- [Goal]:
Below are some records: retype them all exactly, but not the pictures.

- [Collected data entries]:
"""
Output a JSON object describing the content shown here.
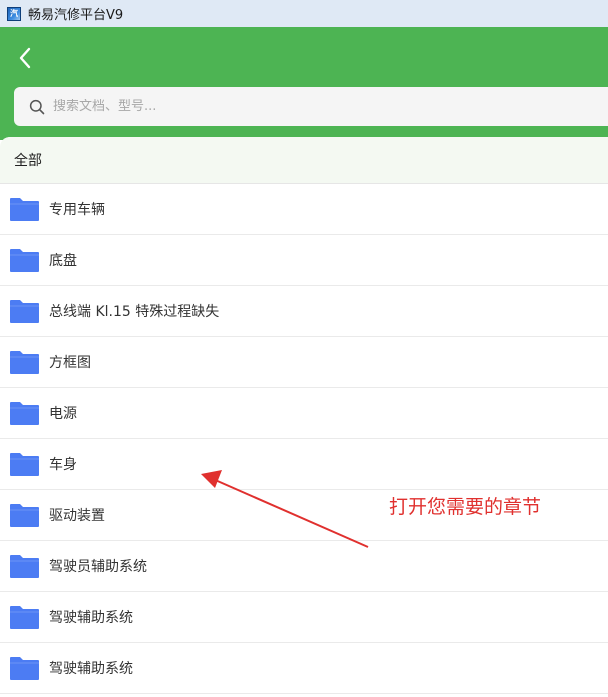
{
  "window": {
    "title": "畅易汽修平台V9",
    "icon": "app-logo-icon"
  },
  "header": {
    "back_icon": "chevron-left-icon",
    "background": "#4db453"
  },
  "search": {
    "placeholder": "搜索文档、型号...",
    "value": "",
    "icon": "search-icon"
  },
  "list": {
    "all_label": "全部",
    "items": [
      {
        "label": "专用车辆",
        "icon": "folder-icon"
      },
      {
        "label": "底盘",
        "icon": "folder-icon"
      },
      {
        "label": "总线端 Kl.15 特殊过程缺失",
        "icon": "folder-icon"
      },
      {
        "label": "方框图",
        "icon": "folder-icon"
      },
      {
        "label": "电源",
        "icon": "folder-icon"
      },
      {
        "label": "车身",
        "icon": "folder-icon"
      },
      {
        "label": "驱动装置",
        "icon": "folder-icon"
      },
      {
        "label": "驾驶员辅助系统",
        "icon": "folder-icon"
      },
      {
        "label": "驾驶辅助系统",
        "icon": "folder-icon"
      },
      {
        "label": "驾驶辅助系统",
        "icon": "folder-icon"
      }
    ]
  },
  "annotation": {
    "text": "打开您需要的章节",
    "color": "#e0302e"
  },
  "colors": {
    "folder": "#4c7cf3",
    "titlebar": "#dfe9f5"
  }
}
"""
- [The reply]:
Output a JSON object describing the content shown here.
{
  "window": {
    "title": "畅易汽修平台V9",
    "icon": "app-logo-icon"
  },
  "header": {
    "back_icon": "chevron-left-icon",
    "background": "#4db453"
  },
  "search": {
    "placeholder": "搜索文档、型号...",
    "value": "",
    "icon": "search-icon"
  },
  "list": {
    "all_label": "全部",
    "items": [
      {
        "label": "专用车辆",
        "icon": "folder-icon"
      },
      {
        "label": "底盘",
        "icon": "folder-icon"
      },
      {
        "label": "总线端 Kl.15 特殊过程缺失",
        "icon": "folder-icon"
      },
      {
        "label": "方框图",
        "icon": "folder-icon"
      },
      {
        "label": "电源",
        "icon": "folder-icon"
      },
      {
        "label": "车身",
        "icon": "folder-icon"
      },
      {
        "label": "驱动装置",
        "icon": "folder-icon"
      },
      {
        "label": "驾驶员辅助系统",
        "icon": "folder-icon"
      },
      {
        "label": "驾驶辅助系统",
        "icon": "folder-icon"
      },
      {
        "label": "驾驶辅助系统",
        "icon": "folder-icon"
      }
    ]
  },
  "annotation": {
    "text": "打开您需要的章节",
    "color": "#e0302e"
  },
  "colors": {
    "folder": "#4c7cf3",
    "titlebar": "#dfe9f5"
  }
}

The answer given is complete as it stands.